__PROVIDED MATERIAL__:
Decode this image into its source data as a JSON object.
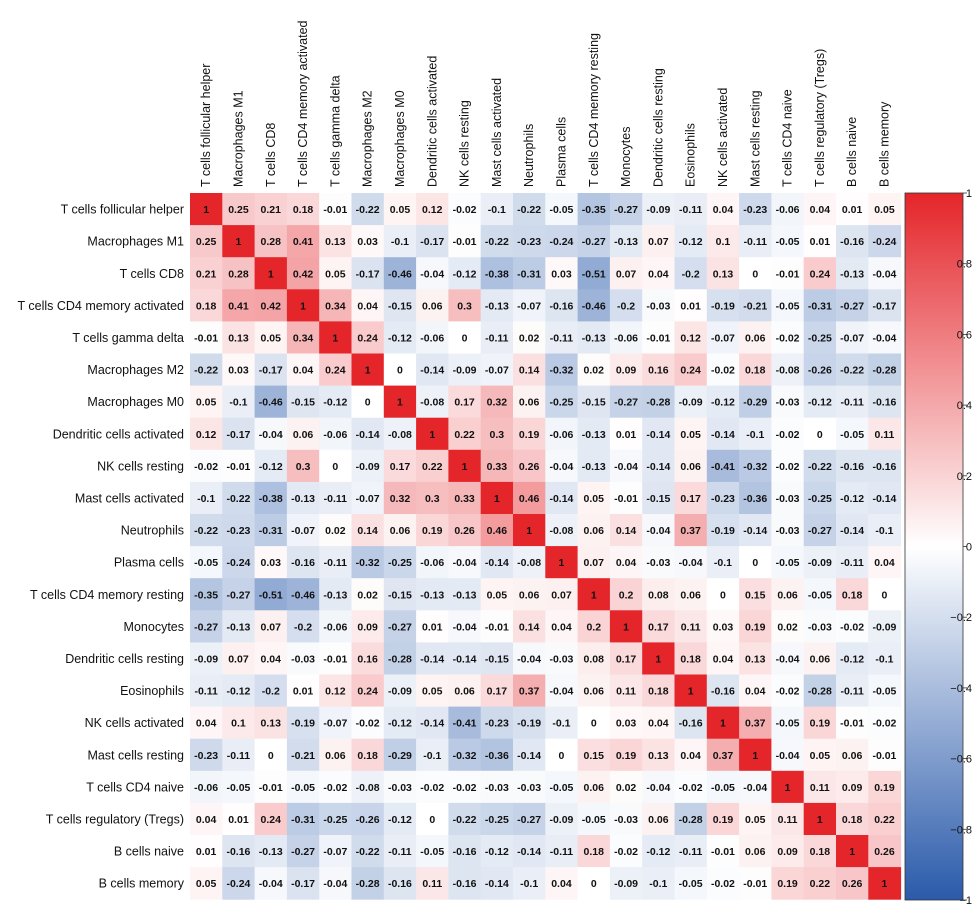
{
  "chart_data": {
    "type": "heatmap",
    "variables": [
      "T cells follicular helper",
      "Macrophages M1",
      "T cells CD8",
      "T cells CD4 memory activated",
      "T cells gamma delta",
      "Macrophages M2",
      "Macrophages M0",
      "Dendritic cells activated",
      "NK cells resting",
      "Mast cells activated",
      "Neutrophils",
      "Plasma cells",
      "T cells CD4 memory resting",
      "Monocytes",
      "Dendritic cells resting",
      "Eosinophils",
      "NK cells activated",
      "Mast cells resting",
      "T cells CD4 naive",
      "T cells regulatory (Tregs)",
      "B cells naive",
      "B cells memory"
    ],
    "matrix": [
      [
        1,
        0.25,
        0.21,
        0.18,
        -0.01,
        -0.22,
        0.05,
        0.12,
        -0.02,
        -0.1,
        -0.22,
        -0.05,
        -0.35,
        -0.27,
        -0.09,
        -0.11,
        0.04,
        -0.23,
        -0.06,
        0.04,
        0.01,
        0.05
      ],
      [
        0.25,
        1,
        0.28,
        0.41,
        0.13,
        0.03,
        -0.1,
        -0.17,
        -0.01,
        -0.22,
        -0.23,
        -0.24,
        -0.27,
        -0.13,
        0.07,
        -0.12,
        0.1,
        -0.11,
        -0.05,
        0.01,
        -0.16,
        -0.24
      ],
      [
        0.21,
        0.28,
        1,
        0.42,
        0.05,
        -0.17,
        -0.46,
        -0.04,
        -0.12,
        -0.38,
        -0.31,
        0.03,
        -0.51,
        0.07,
        0.04,
        -0.2,
        0.13,
        0,
        -0.01,
        0.24,
        -0.13,
        -0.04
      ],
      [
        0.18,
        0.41,
        0.42,
        1,
        0.34,
        0.04,
        -0.15,
        0.06,
        0.3,
        -0.13,
        -0.07,
        -0.16,
        -0.46,
        -0.2,
        -0.03,
        0.01,
        -0.19,
        -0.21,
        -0.05,
        -0.31,
        -0.27,
        -0.17
      ],
      [
        -0.01,
        0.13,
        0.05,
        0.34,
        1,
        0.24,
        -0.12,
        -0.06,
        0,
        -0.11,
        0.02,
        -0.11,
        -0.13,
        -0.06,
        -0.01,
        0.12,
        -0.07,
        0.06,
        -0.02,
        -0.25,
        -0.07,
        -0.04
      ],
      [
        -0.22,
        0.03,
        -0.17,
        0.04,
        0.24,
        1,
        0,
        -0.14,
        -0.09,
        -0.07,
        0.14,
        -0.32,
        0.02,
        0.09,
        0.16,
        0.24,
        -0.02,
        0.18,
        -0.08,
        -0.26,
        -0.22,
        -0.28
      ],
      [
        0.05,
        -0.1,
        -0.46,
        -0.15,
        -0.12,
        0,
        1,
        -0.08,
        0.17,
        0.32,
        0.06,
        -0.25,
        -0.15,
        -0.27,
        -0.28,
        -0.09,
        -0.12,
        -0.29,
        -0.03,
        -0.12,
        -0.11,
        -0.16
      ],
      [
        0.12,
        -0.17,
        -0.04,
        0.06,
        -0.06,
        -0.14,
        -0.08,
        1,
        0.22,
        0.3,
        0.19,
        -0.06,
        -0.13,
        0.01,
        -0.14,
        0.05,
        -0.14,
        -0.1,
        -0.02,
        0,
        -0.05,
        0.11
      ],
      [
        -0.02,
        -0.01,
        -0.12,
        0.3,
        0,
        -0.09,
        0.17,
        0.22,
        1,
        0.33,
        0.26,
        -0.04,
        -0.13,
        -0.04,
        -0.14,
        0.06,
        -0.41,
        -0.32,
        -0.02,
        -0.22,
        -0.16,
        -0.16
      ],
      [
        -0.1,
        -0.22,
        -0.38,
        -0.13,
        -0.11,
        -0.07,
        0.32,
        0.3,
        0.33,
        1,
        0.46,
        -0.14,
        0.05,
        -0.01,
        -0.15,
        0.17,
        -0.23,
        -0.36,
        -0.03,
        -0.25,
        -0.12,
        -0.14
      ],
      [
        -0.22,
        -0.23,
        -0.31,
        -0.07,
        0.02,
        0.14,
        0.06,
        0.19,
        0.26,
        0.46,
        1,
        -0.08,
        0.06,
        0.14,
        -0.04,
        0.37,
        -0.19,
        -0.14,
        -0.03,
        -0.27,
        -0.14,
        -0.1
      ],
      [
        -0.05,
        -0.24,
        0.03,
        -0.16,
        -0.11,
        -0.32,
        -0.25,
        -0.06,
        -0.04,
        -0.14,
        -0.08,
        1,
        0.07,
        0.04,
        -0.03,
        -0.04,
        -0.1,
        0,
        -0.05,
        -0.09,
        -0.11,
        0.04
      ],
      [
        -0.35,
        -0.27,
        -0.51,
        -0.46,
        -0.13,
        0.02,
        -0.15,
        -0.13,
        -0.13,
        0.05,
        0.06,
        0.07,
        1,
        0.2,
        0.08,
        0.06,
        0,
        0.15,
        0.06,
        -0.05,
        0.18,
        0
      ],
      [
        -0.27,
        -0.13,
        0.07,
        -0.2,
        -0.06,
        0.09,
        -0.27,
        0.01,
        -0.04,
        -0.01,
        0.14,
        0.04,
        0.2,
        1,
        0.17,
        0.11,
        0.03,
        0.19,
        0.02,
        -0.03,
        -0.02,
        -0.09
      ],
      [
        -0.09,
        0.07,
        0.04,
        -0.03,
        -0.01,
        0.16,
        -0.28,
        -0.14,
        -0.14,
        -0.15,
        -0.04,
        -0.03,
        0.08,
        0.17,
        1,
        0.18,
        0.04,
        0.13,
        -0.04,
        0.06,
        -0.12,
        -0.1
      ],
      [
        -0.11,
        -0.12,
        -0.2,
        0.01,
        0.12,
        0.24,
        -0.09,
        0.05,
        0.06,
        0.17,
        0.37,
        -0.04,
        0.06,
        0.11,
        0.18,
        1,
        -0.16,
        0.04,
        -0.02,
        -0.28,
        -0.11,
        -0.05
      ],
      [
        0.04,
        0.1,
        0.13,
        -0.19,
        -0.07,
        -0.02,
        -0.12,
        -0.14,
        -0.41,
        -0.23,
        -0.19,
        -0.1,
        0,
        0.03,
        0.04,
        -0.16,
        1,
        0.37,
        -0.05,
        0.19,
        -0.01,
        -0.02
      ],
      [
        -0.23,
        -0.11,
        0,
        -0.21,
        0.06,
        0.18,
        -0.29,
        -0.1,
        -0.32,
        -0.36,
        -0.14,
        0,
        0.15,
        0.19,
        0.13,
        0.04,
        0.37,
        1,
        -0.04,
        0.05,
        0.06,
        -0.01
      ],
      [
        -0.06,
        -0.05,
        -0.01,
        -0.05,
        -0.02,
        -0.08,
        -0.03,
        -0.02,
        -0.02,
        -0.03,
        -0.03,
        -0.05,
        0.06,
        0.02,
        -0.04,
        -0.02,
        -0.05,
        -0.04,
        1,
        0.11,
        0.09,
        0.19
      ],
      [
        0.04,
        0.01,
        0.24,
        -0.31,
        -0.25,
        -0.26,
        -0.12,
        0,
        -0.22,
        -0.25,
        -0.27,
        -0.09,
        -0.05,
        -0.03,
        0.06,
        -0.28,
        0.19,
        0.05,
        0.11,
        1,
        0.18,
        0.22
      ],
      [
        0.01,
        -0.16,
        -0.13,
        -0.27,
        -0.07,
        -0.22,
        -0.11,
        -0.05,
        -0.16,
        -0.12,
        -0.14,
        -0.11,
        0.18,
        -0.02,
        -0.12,
        -0.11,
        -0.01,
        0.06,
        0.09,
        0.18,
        1,
        0.26
      ],
      [
        0.05,
        -0.24,
        -0.04,
        -0.17,
        -0.04,
        -0.28,
        -0.16,
        0.11,
        -0.16,
        -0.14,
        -0.1,
        0.04,
        0,
        -0.09,
        -0.1,
        -0.05,
        -0.02,
        -0.01,
        0.19,
        0.22,
        0.26,
        1
      ]
    ],
    "value_range": [
      -1,
      1
    ],
    "colorbar_ticks": [
      "1",
      "0.8",
      "0.6",
      "0.4",
      "0.2",
      "0",
      "−0.2",
      "−0.4",
      "−0.6",
      "−0.8",
      "−1"
    ],
    "colors": {
      "negative": "#2a5aaa",
      "zero": "#ffffff",
      "positive": "#e4252a"
    },
    "legend": "colorbar-right"
  }
}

__WHAT THE TASK ASKS__:
Return every line from the material that contains the word "memory".

__EXERCISE RESPONSE__:
      "T cells CD4 memory activated",
      "T cells CD4 memory resting",
      "B cells memory"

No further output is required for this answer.